"""

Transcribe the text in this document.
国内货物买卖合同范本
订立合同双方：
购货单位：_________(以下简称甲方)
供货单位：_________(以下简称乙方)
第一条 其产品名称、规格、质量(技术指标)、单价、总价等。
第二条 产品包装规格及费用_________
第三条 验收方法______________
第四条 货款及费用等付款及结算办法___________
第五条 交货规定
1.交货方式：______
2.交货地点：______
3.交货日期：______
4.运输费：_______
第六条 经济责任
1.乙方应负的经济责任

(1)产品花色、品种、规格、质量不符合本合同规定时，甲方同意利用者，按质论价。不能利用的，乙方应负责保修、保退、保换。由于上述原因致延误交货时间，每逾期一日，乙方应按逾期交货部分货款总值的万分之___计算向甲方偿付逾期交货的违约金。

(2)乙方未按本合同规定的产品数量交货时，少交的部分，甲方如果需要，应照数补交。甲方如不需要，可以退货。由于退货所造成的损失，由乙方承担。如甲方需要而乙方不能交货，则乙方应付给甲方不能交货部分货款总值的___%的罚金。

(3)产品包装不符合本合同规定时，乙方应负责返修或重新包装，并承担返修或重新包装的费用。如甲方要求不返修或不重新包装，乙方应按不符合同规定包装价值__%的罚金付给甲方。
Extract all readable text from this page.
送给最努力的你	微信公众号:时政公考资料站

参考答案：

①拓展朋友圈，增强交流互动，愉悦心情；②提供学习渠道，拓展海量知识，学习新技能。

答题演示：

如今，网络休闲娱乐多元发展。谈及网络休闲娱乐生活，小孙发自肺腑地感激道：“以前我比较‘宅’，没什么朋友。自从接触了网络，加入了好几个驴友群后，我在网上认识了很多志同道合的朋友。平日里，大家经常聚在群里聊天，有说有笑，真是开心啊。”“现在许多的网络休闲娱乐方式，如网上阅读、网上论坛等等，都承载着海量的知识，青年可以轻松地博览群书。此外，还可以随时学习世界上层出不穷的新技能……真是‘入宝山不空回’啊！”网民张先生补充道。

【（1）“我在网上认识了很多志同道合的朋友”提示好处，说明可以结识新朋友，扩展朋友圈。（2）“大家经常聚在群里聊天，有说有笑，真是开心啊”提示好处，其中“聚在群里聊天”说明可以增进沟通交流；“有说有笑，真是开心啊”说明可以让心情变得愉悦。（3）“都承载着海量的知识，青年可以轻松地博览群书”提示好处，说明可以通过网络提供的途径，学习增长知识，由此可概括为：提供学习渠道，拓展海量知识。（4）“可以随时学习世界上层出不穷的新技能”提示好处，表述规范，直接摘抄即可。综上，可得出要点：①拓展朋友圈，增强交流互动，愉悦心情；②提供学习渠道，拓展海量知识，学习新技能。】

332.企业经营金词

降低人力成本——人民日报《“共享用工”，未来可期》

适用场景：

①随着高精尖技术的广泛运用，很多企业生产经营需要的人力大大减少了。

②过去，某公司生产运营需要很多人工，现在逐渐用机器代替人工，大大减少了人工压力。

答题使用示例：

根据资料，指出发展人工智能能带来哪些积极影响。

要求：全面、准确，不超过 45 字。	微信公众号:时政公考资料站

"""

Print the whole listing again, exactly.

Solution for this exercise
Transcribe the text in this document.
国内货物买卖合同范本
订立合同双方：
购货单位：_________(以下简称甲方)
供货单位：_________(以下简称乙方)
第一条 其产品名称、规格、质量(技术指标)、单价、总价等。
第二条 产品包装规格及费用_________
第三条 验收方法______________
第四条 货款及费用等付款及结算办法___________
第五条 交货规定
1.交货方式：______
2.交货地点：______
3.交货日期：______
4.运输费：_______
第六条 经济责任
1.乙方应负的经济责任

(1)产品花色、品种、规格、质量不符合本合同规定时，甲方同意利用者，按质论价。不能利用的，乙方应负责保修、保退、保换。由于上述原因致延误交货时间，每逾期一日，乙方应按逾期交货部分货款总值的万分之___计算向甲方偿付逾期交货的违约金。

(2)乙方未按本合同规定的产品数量交货时，少交的部分，甲方如果需要，应照数补交。甲方如不需要，可以退货。由于退货所造成的损失，由乙方承担。如甲方需要而乙方不能交货，则乙方应付给甲方不能交货部分货款总值的___%的罚金。

(3)产品包装不符合本合同规定时，乙方应负责返修或重新包装，并承担返修或重新包装的费用。如甲方要求不返修或不重新包装，乙方应按不符合同规定包装价值__%的罚金付给甲方。
Extract all readable text from this page.
送给最努力的你	微信公众号:时政公考资料站

参考答案：

①拓展朋友圈，增强交流互动，愉悦心情；②提供学习渠道，拓展海量知识，学习新技能。

答题演示：

如今，网络休闲娱乐多元发展。谈及网络休闲娱乐生活，小孙发自肺腑地感激道：“以前我比较‘宅’，没什么朋友。自从接触了网络，加入了好几个驴友群后，我在网上认识了很多志同道合的朋友。平日里，大家经常聚在群里聊天，有说有笑，真是开心啊。”“现在许多的网络休闲娱乐方式，如网上阅读、网上论坛等等，都承载着海量的知识，青年可以轻松地博览群书。此外，还可以随时学习世界上层出不穷的新技能……真是‘入宝山不空回’啊！”网民张先生补充道。

【（1）“我在网上认识了很多志同道合的朋友”提示好处，说明可以结识新朋友，扩展朋友圈。（2）“大家经常聚在群里聊天，有说有笑，真是开心啊”提示好处，其中“聚在群里聊天”说明可以增进沟通交流；“有说有笑，真是开心啊”说明可以让心情变得愉悦。（3）“都承载着海量的知识，青年可以轻松地博览群书”提示好处，说明可以通过网络提供的途径，学习增长知识，由此可概括为：提供学习渠道，拓展海量知识。（4）“可以随时学习世界上层出不穷的新技能”提示好处，表述规范，直接摘抄即可。综上，可得出要点：①拓展朋友圈，增强交流互动，愉悦心情；②提供学习渠道，拓展海量知识，学习新技能。】

332.企业经营金词

降低人力成本——人民日报《“共享用工”，未来可期》

适用场景：

①随着高精尖技术的广泛运用，很多企业生产经营需要的人力大大减少了。

②过去，某公司生产运营需要很多人工，现在逐渐用机器代替人工，大大减少了人工压力。

答题使用示例：

根据资料，指出发展人工智能能带来哪些积极影响。

要求：全面、准确，不超过 45 字。	微信公众号:时政公考资料站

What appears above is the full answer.